# [Text block]
While genres should not be limited by genders, Darjeeling man Sudhanshu Saria, who’s previously directed the queer drama Loev (2015), won a National Award for his short film Knock Knock Knock, and has written the episodes of the series Big Girls Don’t Cry (2024), helms this female-led project in an industry (Bollywood) and a country which cannot think of a film without a male star. But it goes for a plain Jane female ‘star’ in its place.

A still from 'Ulajh', which released in theatres on August 2. A still from 'Ulajh', which released in theatres on August 2.

Ulajh Movie Overview

The film is worth a watch and might inject some life into a flailing Hindi film industry whose trajectory this year has been abysmally dismal. Ulajh has the right ingredients, although it is not set in any exotic locale but in the land of the “Master of Suspense” Alfred Hitchcock (in London) where a majority of action takes place. It has a great cast for the most part. And fleeting moments of writing that stick, including dialogues by Atika Chohan (Chhapaak, Margarita with a Straw, Agra), such as bakri pura sher kha jayegi (the prey will gobble up the predator) and Gaddari, wafadari, capitalists ki bichhai hui trap hai, jisme hum jaise ulajhte hain. Nations, borders…ret mein kheenchi lakeere hai (Betrayal, loyalty are traps laid by capitalists in which the common man gets entangled. Nations, borders…are all lines drawn on sand).

But every moon has its craters and so does this film, despite its ingenuity.

[A run of records]

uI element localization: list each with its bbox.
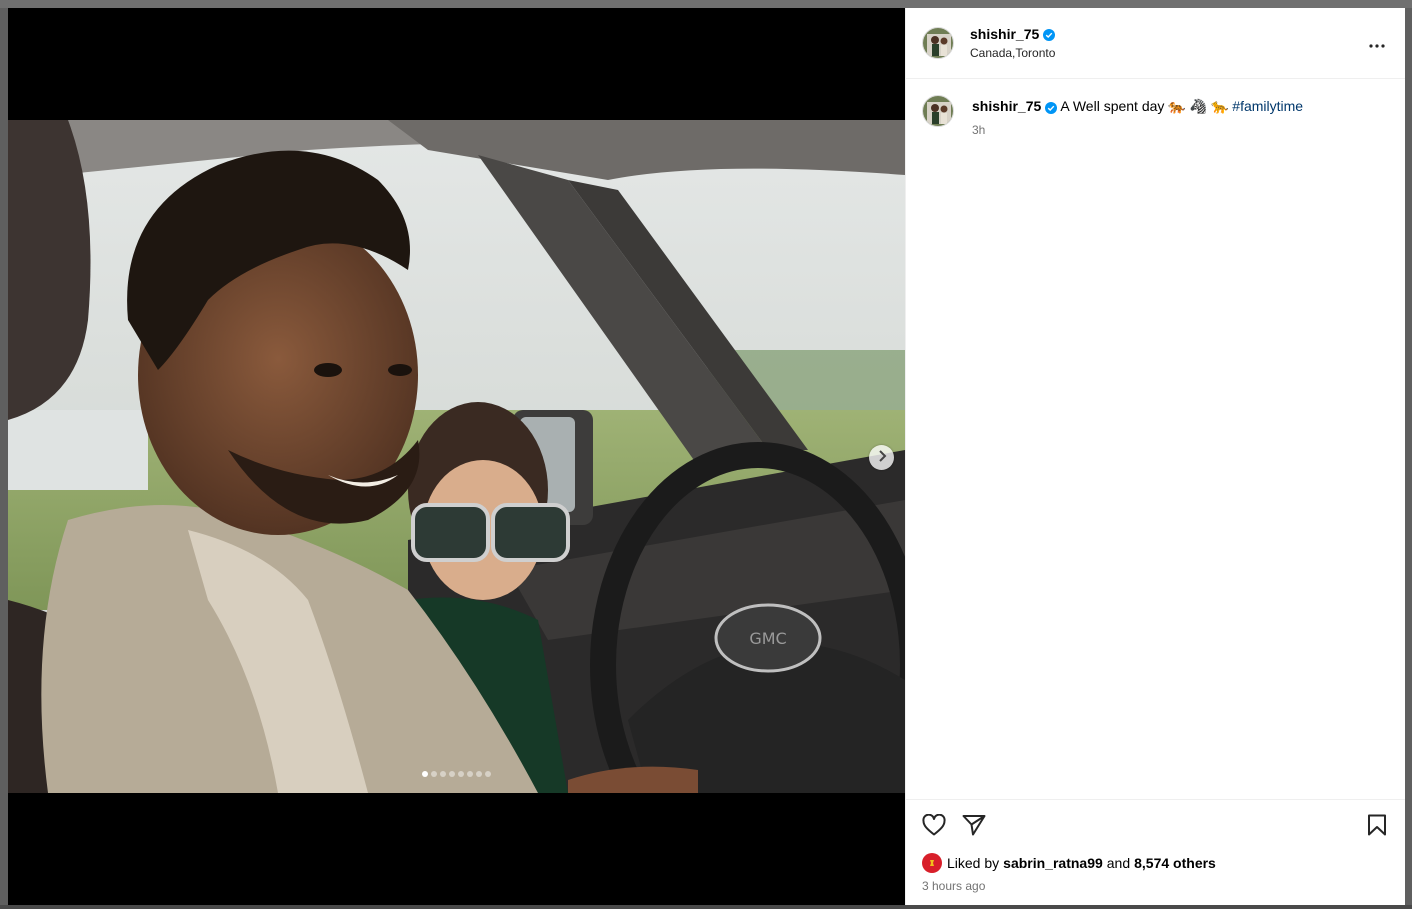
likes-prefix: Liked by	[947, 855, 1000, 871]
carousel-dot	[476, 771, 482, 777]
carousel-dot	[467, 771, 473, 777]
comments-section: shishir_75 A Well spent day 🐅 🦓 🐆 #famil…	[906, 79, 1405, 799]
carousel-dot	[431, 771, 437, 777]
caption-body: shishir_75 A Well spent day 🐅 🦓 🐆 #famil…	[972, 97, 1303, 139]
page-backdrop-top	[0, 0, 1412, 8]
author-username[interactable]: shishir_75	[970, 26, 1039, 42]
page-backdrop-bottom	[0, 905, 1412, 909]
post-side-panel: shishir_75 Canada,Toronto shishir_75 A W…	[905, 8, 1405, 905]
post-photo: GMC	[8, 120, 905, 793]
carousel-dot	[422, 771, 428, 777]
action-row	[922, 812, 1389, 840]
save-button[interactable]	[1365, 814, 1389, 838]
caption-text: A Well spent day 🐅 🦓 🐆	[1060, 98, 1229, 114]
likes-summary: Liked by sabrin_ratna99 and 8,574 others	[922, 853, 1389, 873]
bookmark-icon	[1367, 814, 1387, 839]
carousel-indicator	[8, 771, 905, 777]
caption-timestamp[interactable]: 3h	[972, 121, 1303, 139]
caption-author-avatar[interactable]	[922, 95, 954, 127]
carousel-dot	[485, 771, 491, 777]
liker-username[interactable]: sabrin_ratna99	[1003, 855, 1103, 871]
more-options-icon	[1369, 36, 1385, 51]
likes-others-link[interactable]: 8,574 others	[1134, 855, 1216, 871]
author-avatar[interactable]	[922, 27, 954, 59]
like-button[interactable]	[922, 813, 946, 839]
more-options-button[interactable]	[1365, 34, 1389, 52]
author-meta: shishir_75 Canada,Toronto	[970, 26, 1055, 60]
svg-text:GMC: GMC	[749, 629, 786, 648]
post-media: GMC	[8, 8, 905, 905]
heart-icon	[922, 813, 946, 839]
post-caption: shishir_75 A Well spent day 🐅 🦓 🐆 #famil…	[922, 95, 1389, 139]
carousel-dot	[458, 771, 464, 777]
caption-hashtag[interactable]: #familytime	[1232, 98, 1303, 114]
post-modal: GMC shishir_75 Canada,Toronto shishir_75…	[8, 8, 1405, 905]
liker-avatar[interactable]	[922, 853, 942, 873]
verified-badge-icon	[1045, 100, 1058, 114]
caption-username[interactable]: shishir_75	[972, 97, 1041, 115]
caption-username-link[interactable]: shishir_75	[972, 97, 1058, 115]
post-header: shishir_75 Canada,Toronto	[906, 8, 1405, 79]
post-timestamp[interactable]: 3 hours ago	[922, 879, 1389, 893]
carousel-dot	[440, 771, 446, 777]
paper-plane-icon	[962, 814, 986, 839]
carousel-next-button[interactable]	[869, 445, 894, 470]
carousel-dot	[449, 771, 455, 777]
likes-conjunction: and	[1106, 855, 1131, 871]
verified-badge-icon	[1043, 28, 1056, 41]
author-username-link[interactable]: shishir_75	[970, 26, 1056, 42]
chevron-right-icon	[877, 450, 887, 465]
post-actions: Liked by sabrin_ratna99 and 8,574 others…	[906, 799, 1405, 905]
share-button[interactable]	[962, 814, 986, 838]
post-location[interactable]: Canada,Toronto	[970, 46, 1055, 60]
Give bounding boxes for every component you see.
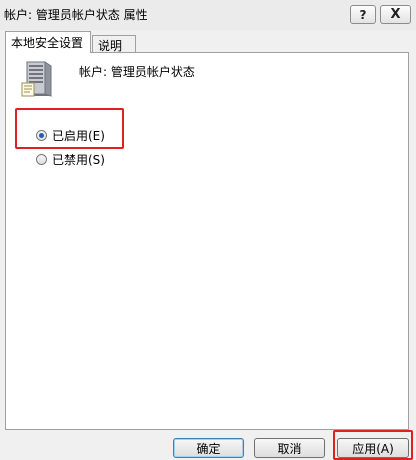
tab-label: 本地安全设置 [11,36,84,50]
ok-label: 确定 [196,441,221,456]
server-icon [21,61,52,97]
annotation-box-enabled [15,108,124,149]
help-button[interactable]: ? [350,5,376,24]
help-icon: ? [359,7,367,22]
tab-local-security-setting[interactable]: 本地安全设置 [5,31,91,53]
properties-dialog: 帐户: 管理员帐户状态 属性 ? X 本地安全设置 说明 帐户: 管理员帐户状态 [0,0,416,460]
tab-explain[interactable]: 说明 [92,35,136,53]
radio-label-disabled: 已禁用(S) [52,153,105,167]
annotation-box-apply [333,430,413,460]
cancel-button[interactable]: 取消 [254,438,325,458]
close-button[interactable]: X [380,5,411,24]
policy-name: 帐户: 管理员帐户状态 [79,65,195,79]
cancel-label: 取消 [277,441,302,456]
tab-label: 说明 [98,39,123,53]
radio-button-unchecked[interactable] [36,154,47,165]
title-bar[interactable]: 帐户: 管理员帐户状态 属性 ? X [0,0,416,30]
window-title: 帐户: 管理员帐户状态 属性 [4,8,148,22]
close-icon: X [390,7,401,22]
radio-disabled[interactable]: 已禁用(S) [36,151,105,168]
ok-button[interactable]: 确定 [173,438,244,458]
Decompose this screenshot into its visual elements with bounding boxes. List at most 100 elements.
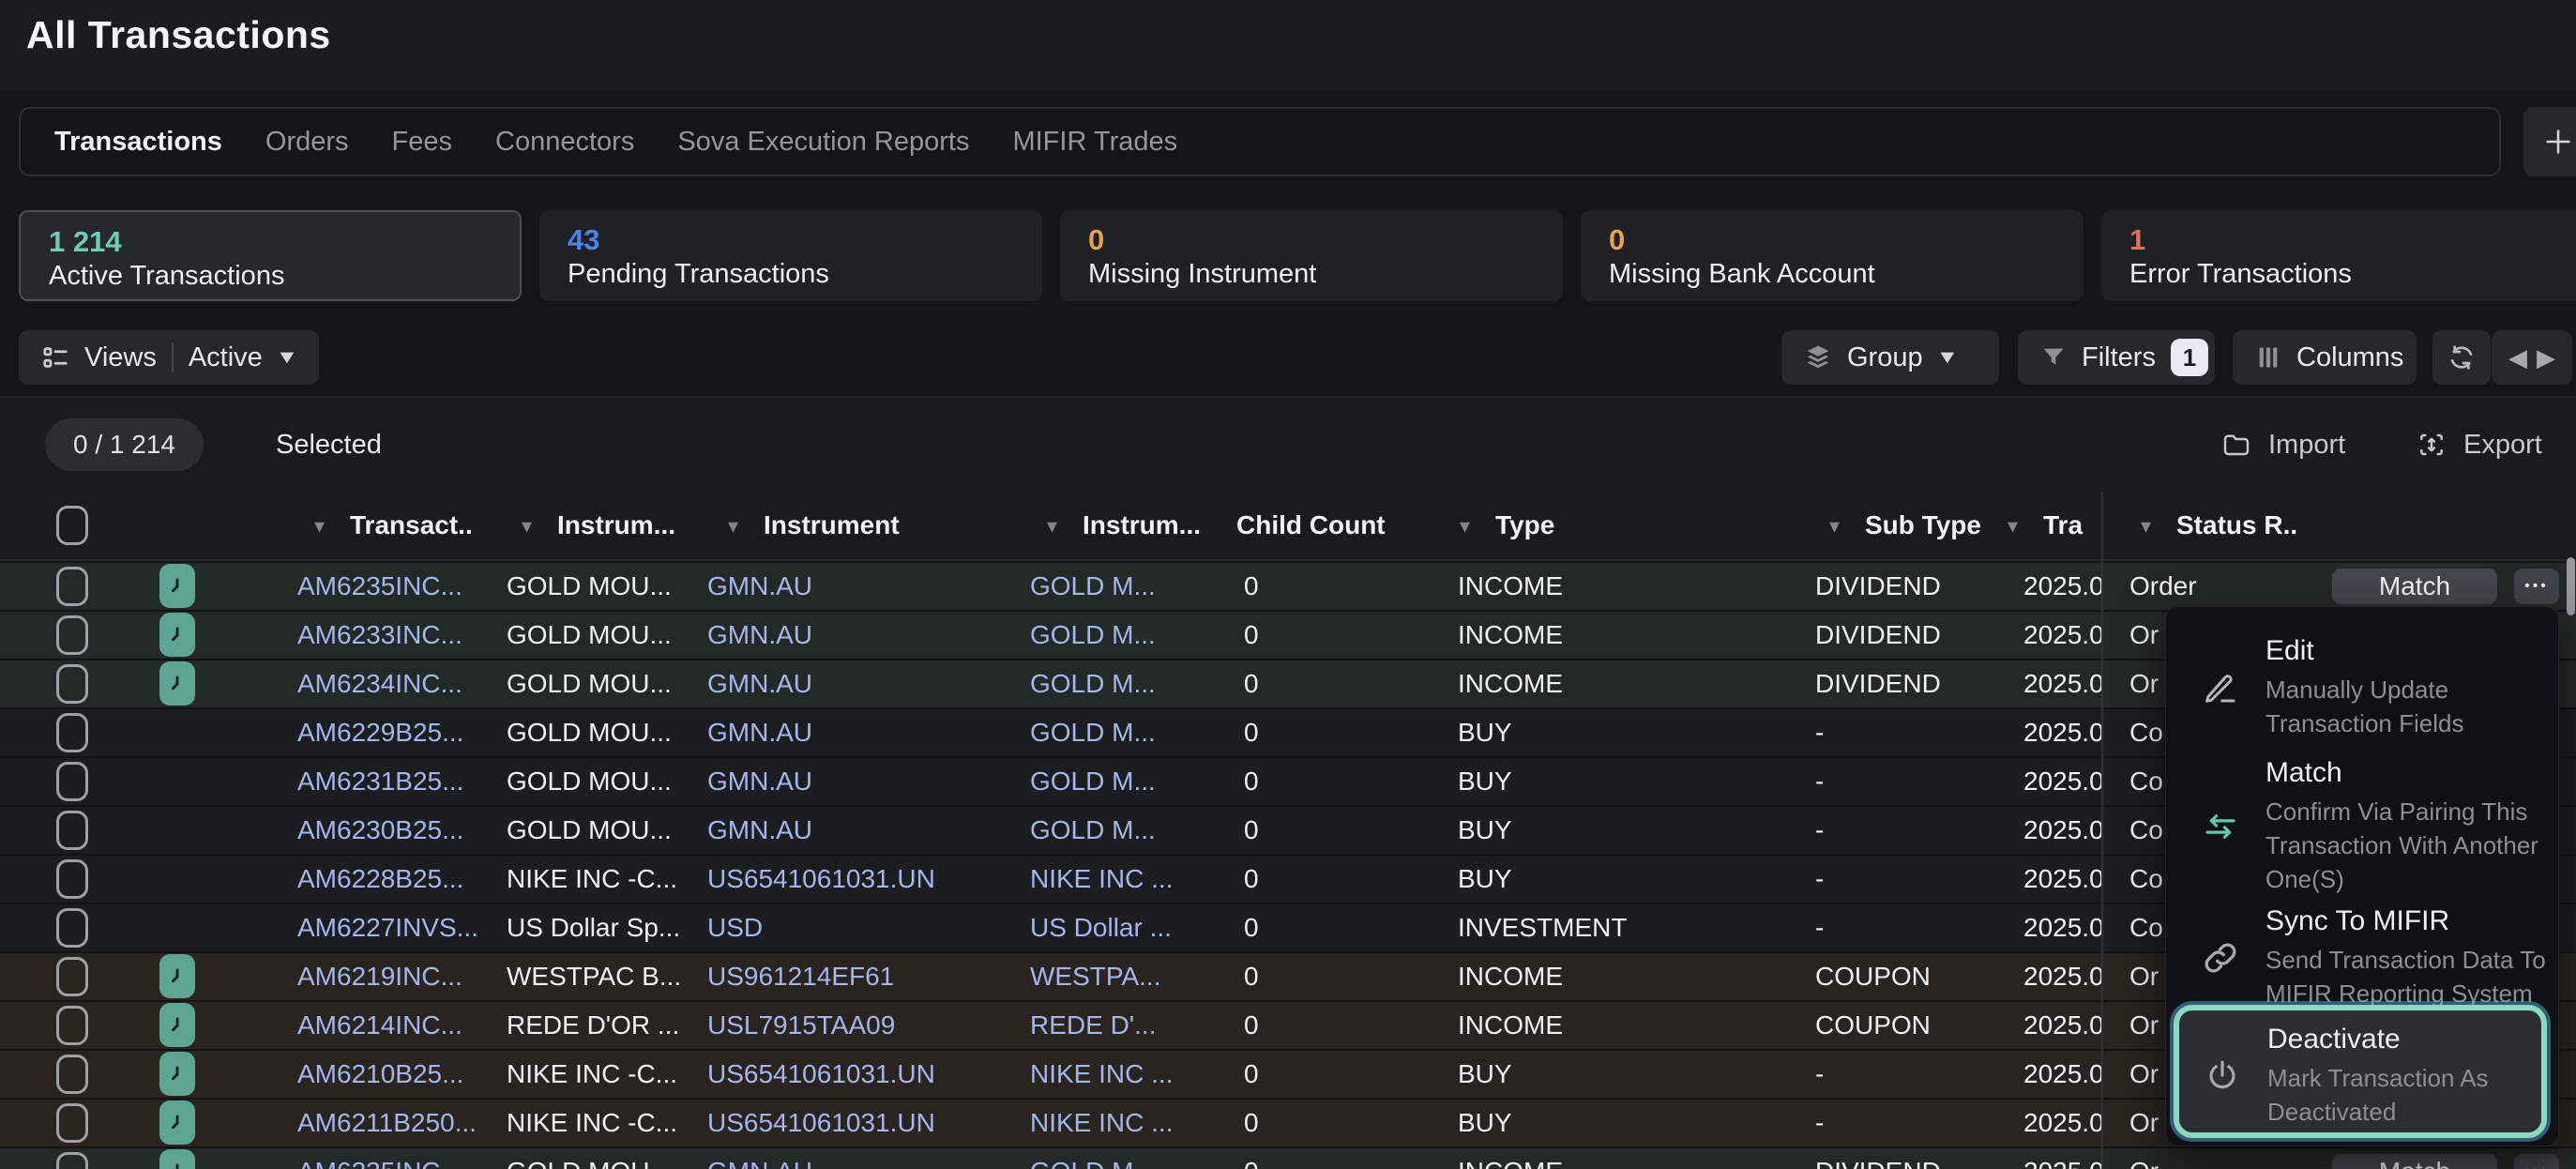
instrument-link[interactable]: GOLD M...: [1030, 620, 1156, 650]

# [Task set]
A) According to the Ulajh review, why might the film help the Hindi film industry?
B) In the Ulajh review, which city is named as the place where most of the film's action happens?
C) Pick up the Ulajh review after its last sentence and keep writing it.

# [Responses to the tasks]
A) The review says the Hindi film industry's trajectory this year has been abysmally dismal. Ulajh has the right ingredients, a great cast for the most part, and fleeting moments of writing that stick, so it is worth a watch and might inject some life into the industry.

B) London.

C)
Ulajh Movie Review: Writing and Direction

Ulajh shoehorns itself into human relationships, personal and professional, but is in a hurry to be much of a people picture. Within its 2-hour, 30-minute runtime, it rushes through some of these interpersonal correspondences even before establishing them and thereby misses out on holding on much of the mystery and intrigue. The lust-trap between Devaiah’s character and Suhana ends as abruptly as it begins. It should have been fleshed out.

Jahnvi Kapoor in a still from 'Ulajh'. Janhvi Kapoor in a still from 'Ulajh'.

Ulajh is stripped off jingoistic hogwash and melodrama around ‘nationalism’ that so many Bollywood films bankroll on, presently. That is refreshing. But in undoing some stereotypes, Ulajh reiterates others. It has the prototypes of good Muslim, bad Muslim. If Rajesh Tailang’s Salim, a former IPS officer, now a chauffeur with the Indian High Commission in Britain, who’s ferrying Suhana around, is trying to do his bit to rescue his country, India, from blame for an impending event; the film embeds Bollywood’s favourite stereotype: an Indian Muslim who’s a terrorist, Yasin Mirza (Himanshu Malik), who’s in captivity in Pakistan. There are talks of returning him to India on its Independence Day, when the Pakistani premier will be the guest of honour. Threat looms large.

Rushad Rana looks the part as a Pakistani prime minister. It’s clever to make an Indian play the Pakistani premier and a Pakistani (or British Pakistani), Alyy Khan, play an Indian diplomat in London.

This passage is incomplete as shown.